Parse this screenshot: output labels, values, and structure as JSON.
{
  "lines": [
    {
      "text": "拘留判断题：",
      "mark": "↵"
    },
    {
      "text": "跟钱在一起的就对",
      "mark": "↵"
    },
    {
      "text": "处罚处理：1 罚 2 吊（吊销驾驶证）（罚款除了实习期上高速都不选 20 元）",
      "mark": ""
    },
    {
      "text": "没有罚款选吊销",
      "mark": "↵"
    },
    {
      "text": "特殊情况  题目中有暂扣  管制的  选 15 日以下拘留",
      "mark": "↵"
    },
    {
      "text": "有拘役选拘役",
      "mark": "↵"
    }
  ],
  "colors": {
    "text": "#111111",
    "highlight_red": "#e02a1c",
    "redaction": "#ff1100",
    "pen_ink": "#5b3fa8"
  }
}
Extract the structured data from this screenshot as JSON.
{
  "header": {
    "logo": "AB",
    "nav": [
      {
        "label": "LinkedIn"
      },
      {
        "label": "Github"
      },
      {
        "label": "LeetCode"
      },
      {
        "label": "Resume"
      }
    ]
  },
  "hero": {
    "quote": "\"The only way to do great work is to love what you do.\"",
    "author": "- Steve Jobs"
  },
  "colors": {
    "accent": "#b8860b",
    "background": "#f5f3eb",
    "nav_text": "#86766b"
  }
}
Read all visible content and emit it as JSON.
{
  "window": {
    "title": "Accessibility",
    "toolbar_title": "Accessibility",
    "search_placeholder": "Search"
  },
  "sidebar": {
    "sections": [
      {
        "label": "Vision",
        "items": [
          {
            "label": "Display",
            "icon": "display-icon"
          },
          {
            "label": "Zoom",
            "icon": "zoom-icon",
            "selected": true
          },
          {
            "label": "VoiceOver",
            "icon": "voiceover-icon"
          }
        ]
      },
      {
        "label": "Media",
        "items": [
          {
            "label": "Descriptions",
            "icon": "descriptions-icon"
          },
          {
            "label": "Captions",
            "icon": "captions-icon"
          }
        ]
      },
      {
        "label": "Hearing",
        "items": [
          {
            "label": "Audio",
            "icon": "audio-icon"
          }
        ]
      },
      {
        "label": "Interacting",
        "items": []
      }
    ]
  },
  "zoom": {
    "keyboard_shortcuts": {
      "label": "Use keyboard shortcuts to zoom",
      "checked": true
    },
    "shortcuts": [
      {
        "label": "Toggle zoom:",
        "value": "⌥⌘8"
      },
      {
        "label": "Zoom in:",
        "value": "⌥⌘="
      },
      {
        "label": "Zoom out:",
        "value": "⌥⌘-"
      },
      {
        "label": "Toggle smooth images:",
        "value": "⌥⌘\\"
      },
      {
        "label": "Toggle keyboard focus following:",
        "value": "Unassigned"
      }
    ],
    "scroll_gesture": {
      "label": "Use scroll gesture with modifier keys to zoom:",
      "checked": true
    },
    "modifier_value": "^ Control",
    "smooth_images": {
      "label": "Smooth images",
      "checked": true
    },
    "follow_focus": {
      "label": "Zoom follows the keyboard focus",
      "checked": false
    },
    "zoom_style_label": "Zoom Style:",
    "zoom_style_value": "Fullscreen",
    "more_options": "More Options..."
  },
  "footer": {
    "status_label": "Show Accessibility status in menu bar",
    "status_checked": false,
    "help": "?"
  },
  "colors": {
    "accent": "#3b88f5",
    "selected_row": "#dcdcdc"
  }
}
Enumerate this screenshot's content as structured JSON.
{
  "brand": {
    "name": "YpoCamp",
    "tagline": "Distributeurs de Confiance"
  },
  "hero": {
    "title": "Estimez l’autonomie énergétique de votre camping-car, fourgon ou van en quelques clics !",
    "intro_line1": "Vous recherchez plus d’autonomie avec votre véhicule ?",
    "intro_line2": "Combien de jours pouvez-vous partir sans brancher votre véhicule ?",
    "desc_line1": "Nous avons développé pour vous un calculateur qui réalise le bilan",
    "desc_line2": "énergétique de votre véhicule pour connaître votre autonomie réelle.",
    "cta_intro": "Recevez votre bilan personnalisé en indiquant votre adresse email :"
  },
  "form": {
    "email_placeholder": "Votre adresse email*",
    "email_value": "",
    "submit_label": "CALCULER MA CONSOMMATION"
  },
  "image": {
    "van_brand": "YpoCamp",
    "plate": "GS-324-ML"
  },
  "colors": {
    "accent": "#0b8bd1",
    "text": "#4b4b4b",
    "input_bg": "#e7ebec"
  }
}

________________

● **Aim of the exercise**
Identify the lines in the entries above that contain "Accessibility", then copy them out.

● **Task response**
    "title": "Accessibility",
    "toolbar_title": "Accessibility",
    "status_label": "Show Accessibility status in menu bar",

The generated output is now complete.